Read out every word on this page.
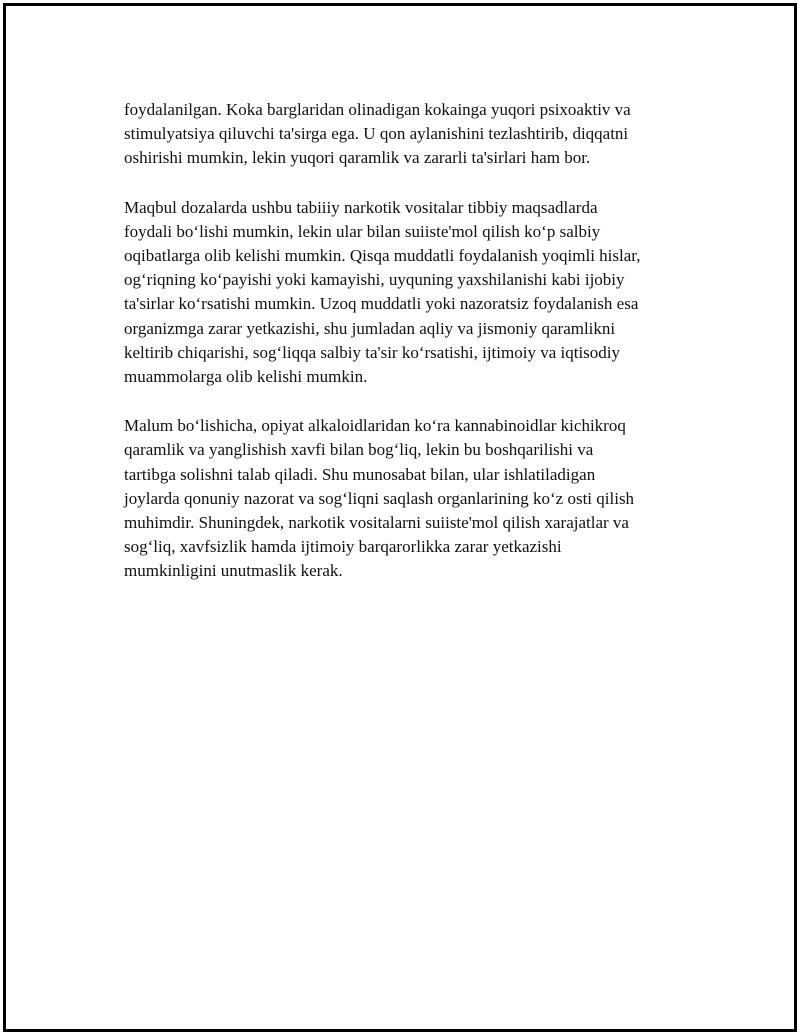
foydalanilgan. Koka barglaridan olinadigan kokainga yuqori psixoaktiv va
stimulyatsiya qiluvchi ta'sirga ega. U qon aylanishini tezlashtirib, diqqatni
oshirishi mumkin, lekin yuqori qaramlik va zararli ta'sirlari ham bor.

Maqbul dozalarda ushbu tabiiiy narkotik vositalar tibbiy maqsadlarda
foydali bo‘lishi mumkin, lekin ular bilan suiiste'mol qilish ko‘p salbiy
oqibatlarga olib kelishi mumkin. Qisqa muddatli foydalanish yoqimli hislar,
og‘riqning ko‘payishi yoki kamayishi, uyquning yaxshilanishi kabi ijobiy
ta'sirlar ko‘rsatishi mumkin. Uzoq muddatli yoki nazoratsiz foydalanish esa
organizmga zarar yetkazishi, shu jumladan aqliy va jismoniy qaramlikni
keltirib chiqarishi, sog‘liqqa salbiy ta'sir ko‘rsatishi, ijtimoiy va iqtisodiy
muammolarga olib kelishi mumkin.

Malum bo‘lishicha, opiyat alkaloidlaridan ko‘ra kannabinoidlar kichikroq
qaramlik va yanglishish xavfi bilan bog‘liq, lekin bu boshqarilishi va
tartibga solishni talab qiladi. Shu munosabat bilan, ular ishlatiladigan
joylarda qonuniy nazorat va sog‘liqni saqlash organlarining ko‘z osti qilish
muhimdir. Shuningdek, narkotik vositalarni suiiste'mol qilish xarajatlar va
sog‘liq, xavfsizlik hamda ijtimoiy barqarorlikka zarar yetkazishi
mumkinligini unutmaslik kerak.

--------------------------------

Without including any pictures, please restate all the records exactly.

Read out every word on this page.
foydalanilgan. Koka barglaridan olinadigan kokainga yuqori psixoaktiv va
stimulyatsiya qiluvchi ta'sirga ega. U qon aylanishini tezlashtirib, diqqatni
oshirishi mumkin, lekin yuqori qaramlik va zararli ta'sirlari ham bor.

Maqbul dozalarda ushbu tabiiiy narkotik vositalar tibbiy maqsadlarda
foydali bo‘lishi mumkin, lekin ular bilan suiiste'mol qilish ko‘p salbiy
oqibatlarga olib kelishi mumkin. Qisqa muddatli foydalanish yoqimli hislar,
og‘riqning ko‘payishi yoki kamayishi, uyquning yaxshilanishi kabi ijobiy
ta'sirlar ko‘rsatishi mumkin. Uzoq muddatli yoki nazoratsiz foydalanish esa
organizmga zarar yetkazishi, shu jumladan aqliy va jismoniy qaramlikni
keltirib chiqarishi, sog‘liqqa salbiy ta'sir ko‘rsatishi, ijtimoiy va iqtisodiy
muammolarga olib kelishi mumkin.

Malum bo‘lishicha, opiyat alkaloidlaridan ko‘ra kannabinoidlar kichikroq
qaramlik va yanglishish xavfi bilan bog‘liq, lekin bu boshqarilishi va
tartibga solishni talab qiladi. Shu munosabat bilan, ular ishlatiladigan
joylarda qonuniy nazorat va sog‘liqni saqlash organlarining ko‘z osti qilish
muhimdir. Shuningdek, narkotik vositalarni suiiste'mol qilish xarajatlar va
sog‘liq, xavfsizlik hamda ijtimoiy barqarorlikka zarar yetkazishi
mumkinligini unutmaslik kerak.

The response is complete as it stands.